*TASK DIRECTIONS*
Below is a block of records; repeat each one exactly.

** start INFORMATION SHOWN **

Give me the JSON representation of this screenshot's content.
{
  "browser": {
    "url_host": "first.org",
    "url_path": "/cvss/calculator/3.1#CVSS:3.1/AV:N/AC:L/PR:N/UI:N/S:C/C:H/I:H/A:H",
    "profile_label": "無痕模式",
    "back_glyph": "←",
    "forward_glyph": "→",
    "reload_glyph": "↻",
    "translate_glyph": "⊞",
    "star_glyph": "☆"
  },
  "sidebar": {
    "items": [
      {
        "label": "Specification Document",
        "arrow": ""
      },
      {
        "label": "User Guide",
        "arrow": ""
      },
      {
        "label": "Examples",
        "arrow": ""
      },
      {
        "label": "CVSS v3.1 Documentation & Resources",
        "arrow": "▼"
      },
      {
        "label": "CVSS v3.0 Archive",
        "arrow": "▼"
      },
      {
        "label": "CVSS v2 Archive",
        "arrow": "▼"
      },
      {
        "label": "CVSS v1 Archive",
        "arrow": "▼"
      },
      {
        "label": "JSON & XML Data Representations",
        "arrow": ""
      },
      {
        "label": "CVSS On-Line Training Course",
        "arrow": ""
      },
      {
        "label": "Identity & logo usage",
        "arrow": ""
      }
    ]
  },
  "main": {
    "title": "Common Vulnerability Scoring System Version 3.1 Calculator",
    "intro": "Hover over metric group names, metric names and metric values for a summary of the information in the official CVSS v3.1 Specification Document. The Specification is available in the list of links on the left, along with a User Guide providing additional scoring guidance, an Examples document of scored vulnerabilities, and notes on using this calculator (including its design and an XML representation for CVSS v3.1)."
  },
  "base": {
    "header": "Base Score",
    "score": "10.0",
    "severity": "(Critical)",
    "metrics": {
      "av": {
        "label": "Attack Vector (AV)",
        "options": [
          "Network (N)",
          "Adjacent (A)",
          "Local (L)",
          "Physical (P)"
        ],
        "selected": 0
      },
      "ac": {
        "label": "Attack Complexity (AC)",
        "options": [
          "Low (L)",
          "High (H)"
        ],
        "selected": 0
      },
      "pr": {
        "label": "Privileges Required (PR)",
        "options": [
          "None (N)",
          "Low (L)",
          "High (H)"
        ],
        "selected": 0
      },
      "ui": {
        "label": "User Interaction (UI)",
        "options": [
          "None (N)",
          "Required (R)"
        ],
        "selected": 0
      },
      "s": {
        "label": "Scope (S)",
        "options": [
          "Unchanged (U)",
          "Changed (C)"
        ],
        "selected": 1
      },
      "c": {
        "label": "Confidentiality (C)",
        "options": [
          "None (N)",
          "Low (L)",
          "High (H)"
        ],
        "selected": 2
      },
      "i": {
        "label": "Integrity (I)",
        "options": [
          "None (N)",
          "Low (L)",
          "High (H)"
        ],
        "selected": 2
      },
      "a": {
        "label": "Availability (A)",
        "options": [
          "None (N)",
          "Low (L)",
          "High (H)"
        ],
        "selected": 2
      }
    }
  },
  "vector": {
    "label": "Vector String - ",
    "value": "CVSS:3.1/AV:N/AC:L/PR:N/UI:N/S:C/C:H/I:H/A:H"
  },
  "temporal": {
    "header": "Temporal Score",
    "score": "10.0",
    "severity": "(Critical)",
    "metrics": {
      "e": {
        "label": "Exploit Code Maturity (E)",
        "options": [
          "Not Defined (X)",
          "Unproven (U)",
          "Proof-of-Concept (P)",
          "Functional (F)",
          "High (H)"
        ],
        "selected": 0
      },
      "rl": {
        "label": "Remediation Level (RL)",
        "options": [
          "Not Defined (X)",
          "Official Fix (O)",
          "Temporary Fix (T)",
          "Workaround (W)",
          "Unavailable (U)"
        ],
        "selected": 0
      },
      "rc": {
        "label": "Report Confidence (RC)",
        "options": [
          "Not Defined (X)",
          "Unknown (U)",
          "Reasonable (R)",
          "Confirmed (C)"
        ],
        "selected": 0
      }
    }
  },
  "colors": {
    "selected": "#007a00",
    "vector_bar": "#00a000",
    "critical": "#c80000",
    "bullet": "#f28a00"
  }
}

** end INFORMATION SHOWN **

*SOLUTION TO THIS PROBLEM*
Give me the JSON representation of this screenshot's content.
{
  "browser": {
    "url_host": "first.org",
    "url_path": "/cvss/calculator/3.1#CVSS:3.1/AV:N/AC:L/PR:N/UI:N/S:C/C:H/I:H/A:H",
    "profile_label": "無痕模式",
    "back_glyph": "←",
    "forward_glyph": "→",
    "reload_glyph": "↻",
    "translate_glyph": "⊞",
    "star_glyph": "☆"
  },
  "sidebar": {
    "items": [
      {
        "label": "Specification Document",
        "arrow": ""
      },
      {
        "label": "User Guide",
        "arrow": ""
      },
      {
        "label": "Examples",
        "arrow": ""
      },
      {
        "label": "CVSS v3.1 Documentation & Resources",
        "arrow": "▼"
      },
      {
        "label": "CVSS v3.0 Archive",
        "arrow": "▼"
      },
      {
        "label": "CVSS v2 Archive",
        "arrow": "▼"
      },
      {
        "label": "CVSS v1 Archive",
        "arrow": "▼"
      },
      {
        "label": "JSON & XML Data Representations",
        "arrow": ""
      },
      {
        "label": "CVSS On-Line Training Course",
        "arrow": ""
      },
      {
        "label": "Identity & logo usage",
        "arrow": ""
      }
    ]
  },
  "main": {
    "title": "Common Vulnerability Scoring System Version 3.1 Calculator",
    "intro": "Hover over metric group names, metric names and metric values for a summary of the information in the official CVSS v3.1 Specification Document. The Specification is available in the list of links on the left, along with a User Guide providing additional scoring guidance, an Examples document of scored vulnerabilities, and notes on using this calculator (including its design and an XML representation for CVSS v3.1)."
  },
  "base": {
    "header": "Base Score",
    "score": "10.0",
    "severity": "(Critical)",
    "metrics": {
      "av": {
        "label": "Attack Vector (AV)",
        "options": [
          "Network (N)",
          "Adjacent (A)",
          "Local (L)",
          "Physical (P)"
        ],
        "selected": 0
      },
      "ac": {
        "label": "Attack Complexity (AC)",
        "options": [
          "Low (L)",
          "High (H)"
        ],
        "selected": 0
      },
      "pr": {
        "label": "Privileges Required (PR)",
        "options": [
          "None (N)",
          "Low (L)",
          "High (H)"
        ],
        "selected": 0
      },
      "ui": {
        "label": "User Interaction (UI)",
        "options": [
          "None (N)",
          "Required (R)"
        ],
        "selected": 0
      },
      "s": {
        "label": "Scope (S)",
        "options": [
          "Unchanged (U)",
          "Changed (C)"
        ],
        "selected": 1
      },
      "c": {
        "label": "Confidentiality (C)",
        "options": [
          "None (N)",
          "Low (L)",
          "High (H)"
        ],
        "selected": 2
      },
      "i": {
        "label": "Integrity (I)",
        "options": [
          "None (N)",
          "Low (L)",
          "High (H)"
        ],
        "selected": 2
      },
      "a": {
        "label": "Availability (A)",
        "options": [
          "None (N)",
          "Low (L)",
          "High (H)"
        ],
        "selected": 2
      }
    }
  },
  "vector": {
    "label": "Vector String - ",
    "value": "CVSS:3.1/AV:N/AC:L/PR:N/UI:N/S:C/C:H/I:H/A:H"
  },
  "temporal": {
    "header": "Temporal Score",
    "score": "10.0",
    "severity": "(Critical)",
    "metrics": {
      "e": {
        "label": "Exploit Code Maturity (E)",
        "options": [
          "Not Defined (X)",
          "Unproven (U)",
          "Proof-of-Concept (P)",
          "Functional (F)",
          "High (H)"
        ],
        "selected": 0
      },
      "rl": {
        "label": "Remediation Level (RL)",
        "options": [
          "Not Defined (X)",
          "Official Fix (O)",
          "Temporary Fix (T)",
          "Workaround (W)",
          "Unavailable (U)"
        ],
        "selected": 0
      },
      "rc": {
        "label": "Report Confidence (RC)",
        "options": [
          "Not Defined (X)",
          "Unknown (U)",
          "Reasonable (R)",
          "Confirmed (C)"
        ],
        "selected": 0
      }
    }
  },
  "colors": {
    "selected": "#007a00",
    "vector_bar": "#00a000",
    "critical": "#c80000",
    "bullet": "#f28a00"
  }
}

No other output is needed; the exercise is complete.